**EXERCISE:** From the listing, collect all lines containing the word "Today".

**Collected data:**
— Begin —
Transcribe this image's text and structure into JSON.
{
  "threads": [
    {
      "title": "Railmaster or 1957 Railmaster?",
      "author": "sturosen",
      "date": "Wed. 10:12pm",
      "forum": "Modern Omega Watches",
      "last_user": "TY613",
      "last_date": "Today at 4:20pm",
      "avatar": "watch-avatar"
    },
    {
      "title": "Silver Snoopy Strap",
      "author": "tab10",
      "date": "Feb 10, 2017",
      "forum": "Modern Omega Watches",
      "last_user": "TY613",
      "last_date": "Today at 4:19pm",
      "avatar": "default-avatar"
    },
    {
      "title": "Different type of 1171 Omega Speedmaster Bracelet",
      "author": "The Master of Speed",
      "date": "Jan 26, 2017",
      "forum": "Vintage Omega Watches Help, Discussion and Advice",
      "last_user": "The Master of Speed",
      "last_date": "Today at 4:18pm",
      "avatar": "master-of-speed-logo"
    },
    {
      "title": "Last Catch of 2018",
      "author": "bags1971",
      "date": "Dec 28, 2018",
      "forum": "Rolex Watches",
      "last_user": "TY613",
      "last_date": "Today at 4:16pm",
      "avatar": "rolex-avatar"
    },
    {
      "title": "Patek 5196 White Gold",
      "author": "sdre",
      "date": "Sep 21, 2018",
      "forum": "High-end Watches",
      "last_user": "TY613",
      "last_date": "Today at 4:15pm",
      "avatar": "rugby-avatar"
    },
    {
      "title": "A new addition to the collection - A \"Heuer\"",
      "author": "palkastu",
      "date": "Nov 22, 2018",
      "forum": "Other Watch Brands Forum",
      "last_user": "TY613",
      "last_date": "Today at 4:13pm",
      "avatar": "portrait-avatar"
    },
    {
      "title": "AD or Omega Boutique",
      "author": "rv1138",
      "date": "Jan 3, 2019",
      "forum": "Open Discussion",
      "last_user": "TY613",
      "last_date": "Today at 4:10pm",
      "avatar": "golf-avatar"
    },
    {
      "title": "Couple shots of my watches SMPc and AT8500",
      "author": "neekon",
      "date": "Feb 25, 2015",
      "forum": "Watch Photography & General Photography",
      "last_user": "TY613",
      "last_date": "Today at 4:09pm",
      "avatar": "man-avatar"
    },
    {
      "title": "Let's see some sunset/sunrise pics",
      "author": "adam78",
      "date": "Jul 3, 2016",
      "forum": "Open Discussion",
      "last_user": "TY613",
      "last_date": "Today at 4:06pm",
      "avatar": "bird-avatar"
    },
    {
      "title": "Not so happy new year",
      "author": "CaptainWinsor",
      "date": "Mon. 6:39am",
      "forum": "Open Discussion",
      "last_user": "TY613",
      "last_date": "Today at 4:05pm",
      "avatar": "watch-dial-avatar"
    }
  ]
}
— End —
**SOLUTION TO THE PROBLEM:**
      "last_date": "Today at 4:20pm",
      "last_date": "Today at 4:19pm",
      "last_date": "Today at 4:18pm",
      "last_date": "Today at 4:16pm",
      "last_date": "Today at 4:15pm",
      "last_date": "Today at 4:13pm",
      "last_date": "Today at 4:10pm",
      "last_date": "Today at 4:09pm",
      "last_date": "Today at 4:06pm",
      "last_date": "Today at 4:05pm",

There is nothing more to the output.